Text shown —
_ _ _
CONTROLS_NAMELIST- controls the nature of the MHD computation performed.
Variables	Default	Other values	Comments
n_iterations		integer	Total number of iterations for code to run
n_start	1	0/-1	1 => restart from an iteration number
			0 => restart iteration number taken from last entry of .log files
			-1 => restart file directory given explicitly by restart_directory
restart_directory		character	If nstart=-1, the directory from which to get restart files
Restart	'none'	'checkpoint' / 'spatial_start'	Startup method:
			'none' => start from scratch
			'checkpoint' => start from previous solution via checkpoint files.
			'spatial_start' => start from previous solution via a regular spatial dump files.
Nonlinear	On (True)	Off (False)	Include nonlinear terms or not
Three_Dimensional	On(True)	Off (False)	Three- or two-dimensional calculation.
Rotation	Off(False)	On(True)	Include f-plane rotation terms or not.
Penetrative	On(False)	On(True)	Include penetrative region or not.
Polytrope	True(On)	False (Off)	If restart is 'none', use a polytropic model
Reference_Model	False(Off)	True (On)	If restart is 'none', use another reference model
Explicit_Temperature_Diffusion	Off(False)	On(True)	Include implicit temperature solver or not.
viscous_heating	Off(False)	On(True)	Include viscous heating terms or not.
Radiative_Bottom_Boundary	Not implemented
Magnetism	Off(False)	On(True)	Include magnetic fields or not
Ohmic_Heating	On(True)	Off (False)	Include ohmic heating terms or not if magnetism is on.
Magnetic_Diffusion	On(True)	Off (False)	Include magnetic diffusion terms or not if magnetism is on.
Lorentz_Forces	On(True)	Off (False)	Include nonlinear Lorentz force terms or not if magnetism is on.
Dynamo	Off(False)	On (True)	Change scaling to dynamo scaling of eqns or not if magnetism is on.
Magnetic_Boundary	'B = 0'	'No Flux' /'Vertical'/'Inoutflux'	Magnetic boundary conditions:
			'B=0' => B=0 at both boundaries
			'No flux' => Bx=By=0, dBz/dz=0 at both boundaries
			'Inoutflux' => Bx=By=0, dBz/dz = mflx_i at boundary i=0,zmx
Add_Magnetic_Fields	False (Off)	True(On)	Add magnetic fields to a pure convection simulation or not.
Magnetic_Geometry	'None'	'Horizontal'/'Vertical'	If adding magnetic fields, determines configuration.
_ _ _
Stored data —
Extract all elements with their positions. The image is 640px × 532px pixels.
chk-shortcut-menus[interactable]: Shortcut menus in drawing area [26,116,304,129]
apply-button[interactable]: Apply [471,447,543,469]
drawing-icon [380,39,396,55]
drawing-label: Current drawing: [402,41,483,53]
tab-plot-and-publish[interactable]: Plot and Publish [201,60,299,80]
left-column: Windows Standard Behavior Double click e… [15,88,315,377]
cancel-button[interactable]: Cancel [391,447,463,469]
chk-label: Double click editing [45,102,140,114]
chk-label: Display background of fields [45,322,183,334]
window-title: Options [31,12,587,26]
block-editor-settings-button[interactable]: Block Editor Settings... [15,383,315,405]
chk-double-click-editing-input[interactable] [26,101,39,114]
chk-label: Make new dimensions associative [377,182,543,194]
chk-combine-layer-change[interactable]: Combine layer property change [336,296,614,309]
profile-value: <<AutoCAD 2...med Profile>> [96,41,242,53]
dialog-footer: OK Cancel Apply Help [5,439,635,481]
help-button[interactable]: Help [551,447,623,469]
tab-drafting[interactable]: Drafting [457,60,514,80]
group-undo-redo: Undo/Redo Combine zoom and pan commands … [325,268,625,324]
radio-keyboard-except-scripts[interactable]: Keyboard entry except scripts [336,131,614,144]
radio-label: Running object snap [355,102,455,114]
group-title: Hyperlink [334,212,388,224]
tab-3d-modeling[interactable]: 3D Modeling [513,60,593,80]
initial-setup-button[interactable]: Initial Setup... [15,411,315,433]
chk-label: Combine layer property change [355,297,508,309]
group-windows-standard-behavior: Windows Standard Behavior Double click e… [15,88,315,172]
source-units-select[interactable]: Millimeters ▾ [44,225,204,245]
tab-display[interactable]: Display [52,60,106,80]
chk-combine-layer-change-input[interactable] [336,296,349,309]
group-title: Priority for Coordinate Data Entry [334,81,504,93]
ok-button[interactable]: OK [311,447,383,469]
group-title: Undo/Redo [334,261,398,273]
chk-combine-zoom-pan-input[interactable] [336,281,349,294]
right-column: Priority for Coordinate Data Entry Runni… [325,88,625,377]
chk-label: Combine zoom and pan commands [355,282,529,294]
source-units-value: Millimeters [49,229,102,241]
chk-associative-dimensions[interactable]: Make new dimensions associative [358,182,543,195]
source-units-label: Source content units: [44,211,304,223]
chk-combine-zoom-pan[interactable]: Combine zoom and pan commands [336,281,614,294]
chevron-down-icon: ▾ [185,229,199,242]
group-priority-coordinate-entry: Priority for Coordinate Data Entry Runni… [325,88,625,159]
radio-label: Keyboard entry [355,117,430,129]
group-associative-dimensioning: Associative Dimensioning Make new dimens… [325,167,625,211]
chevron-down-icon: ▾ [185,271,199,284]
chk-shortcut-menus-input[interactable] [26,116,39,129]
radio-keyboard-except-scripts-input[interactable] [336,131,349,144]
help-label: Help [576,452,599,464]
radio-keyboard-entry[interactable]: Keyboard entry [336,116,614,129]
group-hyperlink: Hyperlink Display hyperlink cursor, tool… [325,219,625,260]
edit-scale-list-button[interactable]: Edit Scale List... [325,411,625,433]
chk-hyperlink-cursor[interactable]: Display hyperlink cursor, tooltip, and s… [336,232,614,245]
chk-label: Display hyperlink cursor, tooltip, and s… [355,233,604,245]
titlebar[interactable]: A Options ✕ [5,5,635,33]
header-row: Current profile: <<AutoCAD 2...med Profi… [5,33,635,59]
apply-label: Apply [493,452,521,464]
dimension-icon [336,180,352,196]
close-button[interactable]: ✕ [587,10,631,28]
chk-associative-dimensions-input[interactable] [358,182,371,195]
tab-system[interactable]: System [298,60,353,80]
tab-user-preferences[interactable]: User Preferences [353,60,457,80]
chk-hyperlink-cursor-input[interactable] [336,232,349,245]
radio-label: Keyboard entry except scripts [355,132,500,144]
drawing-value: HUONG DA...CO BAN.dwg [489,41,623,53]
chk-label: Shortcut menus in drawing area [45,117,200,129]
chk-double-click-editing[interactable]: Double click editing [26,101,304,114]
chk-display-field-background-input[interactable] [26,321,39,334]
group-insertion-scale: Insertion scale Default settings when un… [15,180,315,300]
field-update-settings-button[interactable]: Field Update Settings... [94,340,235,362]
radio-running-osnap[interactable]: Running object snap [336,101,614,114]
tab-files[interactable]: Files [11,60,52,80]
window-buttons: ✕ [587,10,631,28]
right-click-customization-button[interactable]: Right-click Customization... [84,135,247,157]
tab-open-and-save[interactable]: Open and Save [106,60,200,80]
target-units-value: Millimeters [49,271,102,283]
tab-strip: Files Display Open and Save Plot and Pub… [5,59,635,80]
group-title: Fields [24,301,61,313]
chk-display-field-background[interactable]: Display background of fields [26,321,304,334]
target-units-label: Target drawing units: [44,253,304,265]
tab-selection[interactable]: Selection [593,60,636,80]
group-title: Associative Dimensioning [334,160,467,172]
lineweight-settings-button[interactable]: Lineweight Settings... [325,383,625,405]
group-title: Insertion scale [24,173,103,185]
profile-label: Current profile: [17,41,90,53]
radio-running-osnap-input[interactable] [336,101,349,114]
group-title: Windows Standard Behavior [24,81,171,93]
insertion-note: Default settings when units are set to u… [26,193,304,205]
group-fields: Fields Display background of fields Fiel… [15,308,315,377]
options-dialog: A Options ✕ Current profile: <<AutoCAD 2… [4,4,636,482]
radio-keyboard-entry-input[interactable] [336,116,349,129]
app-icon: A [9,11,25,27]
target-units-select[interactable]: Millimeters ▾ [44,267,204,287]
_ _ _
Required tasks —
1. Answer these questions from the namelist table:
(a) What is the default value of Restart?
(b) Under the 'No flux' magnetic boundary condition, what values are set at both boundaries?
(c) Which variable is described as not implemented?
2. Reproduce word for word the stretch of the namelist table from "CONTROLS_NAMELIST- controls the" through "spatial dump files.".
The data above come from a separate source, unrelated to the namelist table.

The solutions —
1.
(a) 'none'
(b) Bx=By=0, dBz/dz=0
(c) Radiative_Bottom_Boundary

2.
CONTROLS_NAMELIST- controls the nature of the MHD computation performed.
Variables	Default	Other values	Comments
n_iterations		integer	Total number of iterations for code to run
n_start	1	0/-1	1 => restart from an iteration number
			0 => restart iteration number taken from last entry of .log files
			-1 => restart file directory given explicitly by restart_directory
restart_directory		character	If nstart=-1, the directory from which to get restart files
Restart	'none'	'checkpoint' / 'spatial_start'	Startup method:
			'none' => start from scratch
			'checkpoint' => start from previous solution via checkpoint files.
			'spatial_start' => start from previous solution via a regular spatial dump files.